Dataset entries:
::::::::::

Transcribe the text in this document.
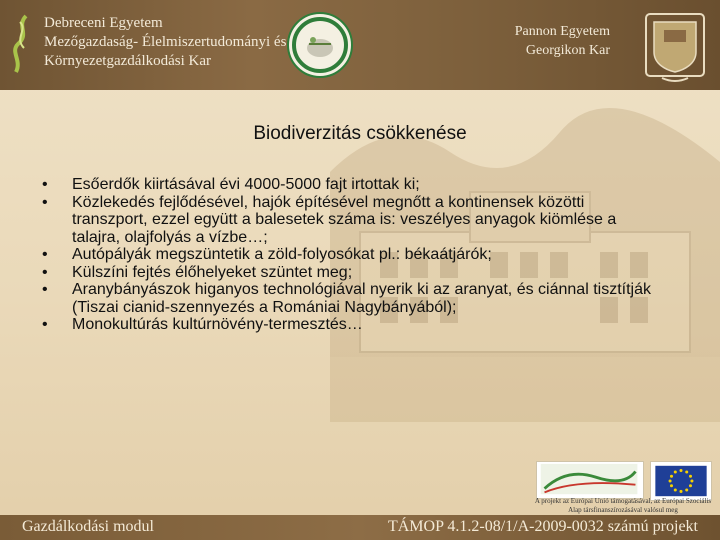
Debreceni Egyetem
Mezőgazdaság- Élelmiszertudományi és
Környezetgazdálkodási Kar
Pannon Egyetem
Georgikon Kar
Biodiverzitás csökkenése
• Esőerdők kiirtásával évi 4000-5000 fajt irtottak ki;
• Közlekedés fejlődésével, hajók építésével megnőtt a kontinensek közötti transzport, ezzel együtt a balesetek száma is: veszélyes anyagok kiömlése a talajra, olajfolyás a vízbe…;
• Autópályák megszüntetik a zöld-folyosókat pl.: békaátjárók;
• Külszíni fejtés élőhelyeket szüntet meg;
• Aranybányászok higanyos technológiával nyerik ki az aranyat, és ciánnal tisztítják (Tiszai cianid-szennyezés a Romániai Nagybányából);
• Monokultúrás kultúrnövény-termesztés…
A projekt az Európai Unió támogatásával, az Európai Szociális Alap társfinanszírozásával valósul meg
Gazdálkodási modul	TÁMOP 4.1.2-08/1/A-2009-0032 számú projekt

::::::::::

# WHAT THE EXERCISE ASKS
Print the complete listing exactly as it stands, without its pictures.

# ANSWER TO THIS TASK
Transcribe the text in this document.
Debreceni Egyetem
Mezőgazdaság- Élelmiszertudományi és
Környezetgazdálkodási Kar
Pannon Egyetem
Georgikon Kar
Biodiverzitás csökkenése
• Esőerdők kiirtásával évi 4000-5000 fajt irtottak ki;
• Közlekedés fejlődésével, hajók építésével megnőtt a kontinensek közötti transzport, ezzel együtt a balesetek száma is: veszélyes anyagok kiömlése a talajra, olajfolyás a vízbe…;
• Autópályák megszüntetik a zöld-folyosókat pl.: békaátjárók;
• Külszíni fejtés élőhelyeket szüntet meg;
• Aranybányászok higanyos technológiával nyerik ki az aranyat, és ciánnal tisztítják (Tiszai cianid-szennyezés a Romániai Nagybányából);
• Monokultúrás kultúrnövény-termesztés…
A projekt az Európai Unió támogatásával, az Európai Szociális Alap társfinanszírozásával valósul meg
Gazdálkodási modul	TÁMOP 4.1.2-08/1/A-2009-0032 számú projekt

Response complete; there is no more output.